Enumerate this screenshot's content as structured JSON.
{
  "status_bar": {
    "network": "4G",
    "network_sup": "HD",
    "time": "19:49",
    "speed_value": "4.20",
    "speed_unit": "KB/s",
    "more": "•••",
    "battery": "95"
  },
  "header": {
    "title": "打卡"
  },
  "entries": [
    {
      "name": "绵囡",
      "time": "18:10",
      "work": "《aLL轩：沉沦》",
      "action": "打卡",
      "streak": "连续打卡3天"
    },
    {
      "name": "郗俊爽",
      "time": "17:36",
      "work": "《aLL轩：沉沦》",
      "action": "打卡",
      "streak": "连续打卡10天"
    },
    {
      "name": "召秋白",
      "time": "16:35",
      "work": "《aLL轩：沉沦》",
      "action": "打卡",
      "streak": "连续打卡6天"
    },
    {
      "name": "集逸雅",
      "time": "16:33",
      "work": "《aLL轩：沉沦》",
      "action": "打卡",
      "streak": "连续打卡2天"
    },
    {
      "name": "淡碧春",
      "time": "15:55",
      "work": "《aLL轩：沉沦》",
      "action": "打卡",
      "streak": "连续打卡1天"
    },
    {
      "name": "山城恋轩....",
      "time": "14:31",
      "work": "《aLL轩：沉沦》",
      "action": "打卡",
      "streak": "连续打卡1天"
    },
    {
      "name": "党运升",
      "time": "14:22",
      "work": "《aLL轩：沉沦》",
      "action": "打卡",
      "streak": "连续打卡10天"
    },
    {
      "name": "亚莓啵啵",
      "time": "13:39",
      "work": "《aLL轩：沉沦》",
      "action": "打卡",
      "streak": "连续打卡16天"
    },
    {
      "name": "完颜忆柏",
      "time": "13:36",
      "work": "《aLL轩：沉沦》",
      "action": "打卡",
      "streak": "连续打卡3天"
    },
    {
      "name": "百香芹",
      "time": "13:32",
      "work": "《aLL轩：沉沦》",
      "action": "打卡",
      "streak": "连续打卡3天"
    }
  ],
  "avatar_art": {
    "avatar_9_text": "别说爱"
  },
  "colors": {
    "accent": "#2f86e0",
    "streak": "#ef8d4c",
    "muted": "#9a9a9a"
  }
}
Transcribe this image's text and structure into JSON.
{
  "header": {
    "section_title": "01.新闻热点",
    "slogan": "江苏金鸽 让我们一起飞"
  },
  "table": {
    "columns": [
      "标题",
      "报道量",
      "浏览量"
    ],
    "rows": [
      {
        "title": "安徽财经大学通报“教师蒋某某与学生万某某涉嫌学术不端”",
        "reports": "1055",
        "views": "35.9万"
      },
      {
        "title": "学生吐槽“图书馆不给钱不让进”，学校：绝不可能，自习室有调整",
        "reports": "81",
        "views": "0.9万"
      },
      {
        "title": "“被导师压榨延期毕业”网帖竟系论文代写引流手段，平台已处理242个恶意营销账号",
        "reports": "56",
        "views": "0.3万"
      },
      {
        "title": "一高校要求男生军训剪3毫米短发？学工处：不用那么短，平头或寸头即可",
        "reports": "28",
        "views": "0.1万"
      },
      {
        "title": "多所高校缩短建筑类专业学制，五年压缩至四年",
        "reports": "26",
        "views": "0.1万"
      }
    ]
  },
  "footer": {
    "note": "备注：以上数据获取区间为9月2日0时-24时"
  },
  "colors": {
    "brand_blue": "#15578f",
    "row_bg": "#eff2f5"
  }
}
◇ ◇ ◇ ◇
DO THIS:
Leave out every line without the string "reports" and copy the rest.

SOLUTION:
        "reports": "1055",
        "reports": "81",
        "reports": "56",
        "reports": "28",
        "reports": "26",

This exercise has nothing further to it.